Aim:
Out of the lines below, please list those that hold the string "Fe₂O₃".

Data listing:
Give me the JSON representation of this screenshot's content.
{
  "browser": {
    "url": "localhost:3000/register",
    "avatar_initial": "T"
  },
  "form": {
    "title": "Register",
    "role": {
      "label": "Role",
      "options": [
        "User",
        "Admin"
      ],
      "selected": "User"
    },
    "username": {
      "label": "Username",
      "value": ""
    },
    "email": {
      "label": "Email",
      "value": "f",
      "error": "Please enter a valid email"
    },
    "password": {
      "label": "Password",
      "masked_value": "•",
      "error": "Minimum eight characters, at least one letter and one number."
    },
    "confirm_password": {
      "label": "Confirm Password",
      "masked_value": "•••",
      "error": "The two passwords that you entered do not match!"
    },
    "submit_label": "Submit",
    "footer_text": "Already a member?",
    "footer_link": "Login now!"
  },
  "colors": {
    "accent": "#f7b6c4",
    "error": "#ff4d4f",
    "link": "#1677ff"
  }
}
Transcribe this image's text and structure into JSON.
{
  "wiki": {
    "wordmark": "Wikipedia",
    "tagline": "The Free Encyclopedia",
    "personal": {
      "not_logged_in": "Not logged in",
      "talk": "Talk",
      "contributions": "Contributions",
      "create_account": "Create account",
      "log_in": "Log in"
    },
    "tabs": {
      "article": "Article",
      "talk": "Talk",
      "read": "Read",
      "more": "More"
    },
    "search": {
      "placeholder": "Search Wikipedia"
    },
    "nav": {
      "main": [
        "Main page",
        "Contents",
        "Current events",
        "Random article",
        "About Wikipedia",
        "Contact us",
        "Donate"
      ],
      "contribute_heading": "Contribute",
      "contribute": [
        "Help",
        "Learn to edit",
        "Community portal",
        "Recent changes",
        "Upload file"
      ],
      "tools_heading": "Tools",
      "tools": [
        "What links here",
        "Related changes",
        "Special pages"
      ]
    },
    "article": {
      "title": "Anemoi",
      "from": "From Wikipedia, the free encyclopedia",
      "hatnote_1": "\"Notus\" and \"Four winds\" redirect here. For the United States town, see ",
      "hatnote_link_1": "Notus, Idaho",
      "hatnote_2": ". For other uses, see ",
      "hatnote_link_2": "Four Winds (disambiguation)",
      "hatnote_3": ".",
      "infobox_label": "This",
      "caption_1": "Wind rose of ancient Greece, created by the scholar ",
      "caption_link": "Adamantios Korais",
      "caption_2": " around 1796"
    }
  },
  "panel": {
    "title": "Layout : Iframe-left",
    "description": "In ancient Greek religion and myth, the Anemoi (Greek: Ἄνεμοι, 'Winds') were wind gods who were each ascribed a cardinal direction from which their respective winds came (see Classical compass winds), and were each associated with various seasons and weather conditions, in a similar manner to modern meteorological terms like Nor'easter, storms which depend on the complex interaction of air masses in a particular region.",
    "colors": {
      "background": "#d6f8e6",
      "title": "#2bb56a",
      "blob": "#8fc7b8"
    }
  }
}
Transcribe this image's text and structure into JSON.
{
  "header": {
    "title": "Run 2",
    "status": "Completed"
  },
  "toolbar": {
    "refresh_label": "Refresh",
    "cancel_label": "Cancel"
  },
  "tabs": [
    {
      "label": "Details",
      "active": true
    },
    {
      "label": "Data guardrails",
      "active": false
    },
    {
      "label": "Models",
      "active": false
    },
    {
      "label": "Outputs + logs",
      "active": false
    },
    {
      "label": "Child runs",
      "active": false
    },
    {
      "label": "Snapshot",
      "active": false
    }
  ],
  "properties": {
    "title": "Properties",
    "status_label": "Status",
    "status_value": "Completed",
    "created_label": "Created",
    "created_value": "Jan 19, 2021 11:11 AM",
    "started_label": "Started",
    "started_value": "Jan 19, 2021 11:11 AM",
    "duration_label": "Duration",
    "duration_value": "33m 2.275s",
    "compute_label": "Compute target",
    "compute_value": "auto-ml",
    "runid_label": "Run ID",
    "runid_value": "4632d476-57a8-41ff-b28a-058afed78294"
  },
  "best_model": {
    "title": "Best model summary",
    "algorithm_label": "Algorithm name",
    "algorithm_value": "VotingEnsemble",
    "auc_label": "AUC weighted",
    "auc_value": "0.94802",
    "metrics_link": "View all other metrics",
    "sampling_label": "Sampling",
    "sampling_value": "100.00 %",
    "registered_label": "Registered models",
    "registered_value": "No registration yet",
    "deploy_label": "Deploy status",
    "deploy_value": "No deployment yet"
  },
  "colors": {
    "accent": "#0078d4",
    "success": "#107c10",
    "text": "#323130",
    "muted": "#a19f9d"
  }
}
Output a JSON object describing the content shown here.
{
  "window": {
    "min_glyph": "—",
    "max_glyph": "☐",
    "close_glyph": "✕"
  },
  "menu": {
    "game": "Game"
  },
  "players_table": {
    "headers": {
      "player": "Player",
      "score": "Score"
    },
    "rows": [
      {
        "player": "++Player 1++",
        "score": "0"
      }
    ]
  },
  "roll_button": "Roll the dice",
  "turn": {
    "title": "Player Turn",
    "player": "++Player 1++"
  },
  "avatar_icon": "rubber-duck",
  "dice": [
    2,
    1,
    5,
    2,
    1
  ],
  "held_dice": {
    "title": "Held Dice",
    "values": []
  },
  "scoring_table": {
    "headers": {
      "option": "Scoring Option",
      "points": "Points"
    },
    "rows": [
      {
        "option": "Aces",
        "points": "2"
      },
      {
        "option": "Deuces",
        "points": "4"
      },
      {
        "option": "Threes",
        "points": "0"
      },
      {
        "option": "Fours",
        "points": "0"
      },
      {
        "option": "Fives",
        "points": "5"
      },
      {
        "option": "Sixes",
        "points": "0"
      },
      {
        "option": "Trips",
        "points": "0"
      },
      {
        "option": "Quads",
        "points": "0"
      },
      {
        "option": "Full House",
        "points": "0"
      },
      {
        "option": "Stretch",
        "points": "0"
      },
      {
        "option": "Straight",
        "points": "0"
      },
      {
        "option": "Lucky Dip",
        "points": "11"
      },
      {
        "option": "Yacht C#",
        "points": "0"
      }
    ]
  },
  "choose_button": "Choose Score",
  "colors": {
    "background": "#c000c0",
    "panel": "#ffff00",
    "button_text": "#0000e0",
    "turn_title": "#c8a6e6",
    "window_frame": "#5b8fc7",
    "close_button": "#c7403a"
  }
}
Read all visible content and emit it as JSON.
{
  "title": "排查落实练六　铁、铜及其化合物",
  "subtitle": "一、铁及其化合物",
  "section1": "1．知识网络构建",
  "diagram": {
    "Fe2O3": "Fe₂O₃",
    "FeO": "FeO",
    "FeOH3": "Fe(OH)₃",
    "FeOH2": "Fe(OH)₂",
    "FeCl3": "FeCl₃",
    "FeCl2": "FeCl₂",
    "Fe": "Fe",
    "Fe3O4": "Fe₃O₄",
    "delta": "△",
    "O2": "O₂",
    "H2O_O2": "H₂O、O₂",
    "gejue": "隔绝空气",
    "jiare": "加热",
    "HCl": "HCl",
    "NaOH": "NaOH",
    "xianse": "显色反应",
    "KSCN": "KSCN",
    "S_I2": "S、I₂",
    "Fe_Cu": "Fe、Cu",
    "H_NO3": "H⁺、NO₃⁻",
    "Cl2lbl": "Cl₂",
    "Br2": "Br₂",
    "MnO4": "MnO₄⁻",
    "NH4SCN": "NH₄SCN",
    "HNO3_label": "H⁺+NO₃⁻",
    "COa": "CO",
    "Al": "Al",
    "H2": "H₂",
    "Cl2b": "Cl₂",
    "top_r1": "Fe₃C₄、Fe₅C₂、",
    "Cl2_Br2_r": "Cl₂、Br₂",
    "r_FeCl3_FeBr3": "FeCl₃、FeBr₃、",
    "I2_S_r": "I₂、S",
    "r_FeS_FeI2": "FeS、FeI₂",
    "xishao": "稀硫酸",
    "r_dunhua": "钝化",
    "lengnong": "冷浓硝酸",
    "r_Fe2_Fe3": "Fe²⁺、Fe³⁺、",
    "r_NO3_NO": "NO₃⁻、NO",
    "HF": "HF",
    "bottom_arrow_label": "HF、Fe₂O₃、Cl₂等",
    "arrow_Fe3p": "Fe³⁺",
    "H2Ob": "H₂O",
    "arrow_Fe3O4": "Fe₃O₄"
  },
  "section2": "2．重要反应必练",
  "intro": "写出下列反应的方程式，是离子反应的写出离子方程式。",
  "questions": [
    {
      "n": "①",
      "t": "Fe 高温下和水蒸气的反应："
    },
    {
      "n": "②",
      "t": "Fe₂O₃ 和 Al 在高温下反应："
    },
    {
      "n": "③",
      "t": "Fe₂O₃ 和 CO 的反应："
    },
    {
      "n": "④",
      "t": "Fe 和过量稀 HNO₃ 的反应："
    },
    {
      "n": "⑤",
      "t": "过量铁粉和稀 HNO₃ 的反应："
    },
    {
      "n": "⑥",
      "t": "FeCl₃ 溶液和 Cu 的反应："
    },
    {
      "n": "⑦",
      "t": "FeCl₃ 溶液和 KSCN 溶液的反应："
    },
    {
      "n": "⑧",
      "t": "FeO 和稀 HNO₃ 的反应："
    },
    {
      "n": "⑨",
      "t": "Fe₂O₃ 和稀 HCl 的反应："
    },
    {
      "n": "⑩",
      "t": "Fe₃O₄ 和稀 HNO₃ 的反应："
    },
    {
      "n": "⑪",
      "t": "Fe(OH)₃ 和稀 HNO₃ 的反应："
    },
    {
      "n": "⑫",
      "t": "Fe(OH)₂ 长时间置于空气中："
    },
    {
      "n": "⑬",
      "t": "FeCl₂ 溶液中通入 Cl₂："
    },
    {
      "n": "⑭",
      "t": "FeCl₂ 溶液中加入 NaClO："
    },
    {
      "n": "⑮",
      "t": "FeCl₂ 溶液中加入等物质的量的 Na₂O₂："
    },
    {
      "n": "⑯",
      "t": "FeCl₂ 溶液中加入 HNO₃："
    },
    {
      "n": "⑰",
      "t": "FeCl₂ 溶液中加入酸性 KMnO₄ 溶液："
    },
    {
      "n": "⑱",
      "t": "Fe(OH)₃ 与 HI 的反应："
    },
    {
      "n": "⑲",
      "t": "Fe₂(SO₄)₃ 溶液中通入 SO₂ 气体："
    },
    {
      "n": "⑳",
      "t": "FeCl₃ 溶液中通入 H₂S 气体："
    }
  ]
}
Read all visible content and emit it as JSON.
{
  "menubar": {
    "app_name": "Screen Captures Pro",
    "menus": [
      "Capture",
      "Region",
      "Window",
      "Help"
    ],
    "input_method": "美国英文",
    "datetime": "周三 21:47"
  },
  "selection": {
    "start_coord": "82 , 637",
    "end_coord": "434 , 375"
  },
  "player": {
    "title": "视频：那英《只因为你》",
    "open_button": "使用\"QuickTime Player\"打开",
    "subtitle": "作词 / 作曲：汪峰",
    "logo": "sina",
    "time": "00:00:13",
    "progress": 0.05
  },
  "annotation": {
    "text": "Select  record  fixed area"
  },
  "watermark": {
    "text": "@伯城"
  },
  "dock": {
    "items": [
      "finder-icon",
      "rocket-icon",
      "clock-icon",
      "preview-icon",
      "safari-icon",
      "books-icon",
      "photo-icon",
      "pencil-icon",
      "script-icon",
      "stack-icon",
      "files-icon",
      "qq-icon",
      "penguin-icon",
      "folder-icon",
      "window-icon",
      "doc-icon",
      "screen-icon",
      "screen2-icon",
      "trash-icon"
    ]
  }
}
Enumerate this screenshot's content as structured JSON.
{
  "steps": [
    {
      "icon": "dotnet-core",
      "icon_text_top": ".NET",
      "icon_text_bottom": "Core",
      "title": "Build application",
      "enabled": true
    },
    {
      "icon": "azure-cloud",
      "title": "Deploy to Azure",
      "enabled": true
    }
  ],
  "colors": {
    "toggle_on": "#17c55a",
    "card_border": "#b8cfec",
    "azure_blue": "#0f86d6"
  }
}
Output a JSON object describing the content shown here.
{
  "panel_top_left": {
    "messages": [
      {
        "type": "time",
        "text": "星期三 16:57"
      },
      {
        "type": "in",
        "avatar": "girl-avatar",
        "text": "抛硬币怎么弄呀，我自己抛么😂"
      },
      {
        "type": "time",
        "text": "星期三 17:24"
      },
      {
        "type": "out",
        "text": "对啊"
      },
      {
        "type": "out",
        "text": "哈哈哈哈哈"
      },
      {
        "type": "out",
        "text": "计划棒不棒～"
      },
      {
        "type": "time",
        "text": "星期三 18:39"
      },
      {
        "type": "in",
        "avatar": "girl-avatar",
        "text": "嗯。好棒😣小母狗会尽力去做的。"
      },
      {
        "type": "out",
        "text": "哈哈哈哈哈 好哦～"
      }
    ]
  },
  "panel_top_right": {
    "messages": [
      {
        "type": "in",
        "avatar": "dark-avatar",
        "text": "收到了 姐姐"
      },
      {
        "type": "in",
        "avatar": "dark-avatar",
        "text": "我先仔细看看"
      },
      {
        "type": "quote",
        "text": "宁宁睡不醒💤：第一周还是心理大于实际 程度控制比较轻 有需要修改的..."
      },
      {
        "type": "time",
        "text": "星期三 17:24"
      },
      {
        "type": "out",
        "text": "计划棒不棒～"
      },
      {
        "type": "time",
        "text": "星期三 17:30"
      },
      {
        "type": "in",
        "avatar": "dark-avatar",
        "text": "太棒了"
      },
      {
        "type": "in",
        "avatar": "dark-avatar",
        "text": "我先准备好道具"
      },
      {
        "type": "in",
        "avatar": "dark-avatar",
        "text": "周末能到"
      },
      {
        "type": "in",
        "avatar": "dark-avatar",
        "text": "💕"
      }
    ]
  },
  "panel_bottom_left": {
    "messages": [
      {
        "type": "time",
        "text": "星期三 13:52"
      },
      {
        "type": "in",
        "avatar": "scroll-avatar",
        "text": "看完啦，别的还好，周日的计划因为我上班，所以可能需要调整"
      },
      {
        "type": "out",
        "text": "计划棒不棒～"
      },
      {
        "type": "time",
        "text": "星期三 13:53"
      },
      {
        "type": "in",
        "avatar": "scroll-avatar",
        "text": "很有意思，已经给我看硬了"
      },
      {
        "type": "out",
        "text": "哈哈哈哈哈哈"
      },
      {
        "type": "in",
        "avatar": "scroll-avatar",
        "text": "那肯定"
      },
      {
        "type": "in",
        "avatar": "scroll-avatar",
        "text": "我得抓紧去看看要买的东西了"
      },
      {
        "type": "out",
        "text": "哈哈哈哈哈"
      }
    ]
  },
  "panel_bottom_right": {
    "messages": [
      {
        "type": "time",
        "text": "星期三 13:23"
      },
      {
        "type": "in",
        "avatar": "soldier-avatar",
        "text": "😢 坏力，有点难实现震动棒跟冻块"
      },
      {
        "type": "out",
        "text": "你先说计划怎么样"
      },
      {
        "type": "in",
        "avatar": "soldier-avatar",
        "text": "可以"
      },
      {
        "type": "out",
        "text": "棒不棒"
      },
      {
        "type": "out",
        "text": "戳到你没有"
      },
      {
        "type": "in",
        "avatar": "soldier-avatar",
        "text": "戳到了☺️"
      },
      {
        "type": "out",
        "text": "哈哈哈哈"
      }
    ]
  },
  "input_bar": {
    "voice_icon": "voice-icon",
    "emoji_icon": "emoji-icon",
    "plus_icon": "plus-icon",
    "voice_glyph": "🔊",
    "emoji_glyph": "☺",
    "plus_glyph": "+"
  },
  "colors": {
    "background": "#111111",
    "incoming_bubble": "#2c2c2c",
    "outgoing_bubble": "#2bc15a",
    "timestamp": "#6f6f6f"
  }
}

Completed exercise:
    "Fe2O3": "Fe₂O₃",
    "bottom_arrow_label": "HF、Fe₂O₃、Cl₂等",
      "t": "Fe₂O₃ 和 Al 在高温下反应："
      "t": "Fe₂O₃ 和 CO 的反应："
      "t": "Fe₂O₃ 和稀 HCl 的反应："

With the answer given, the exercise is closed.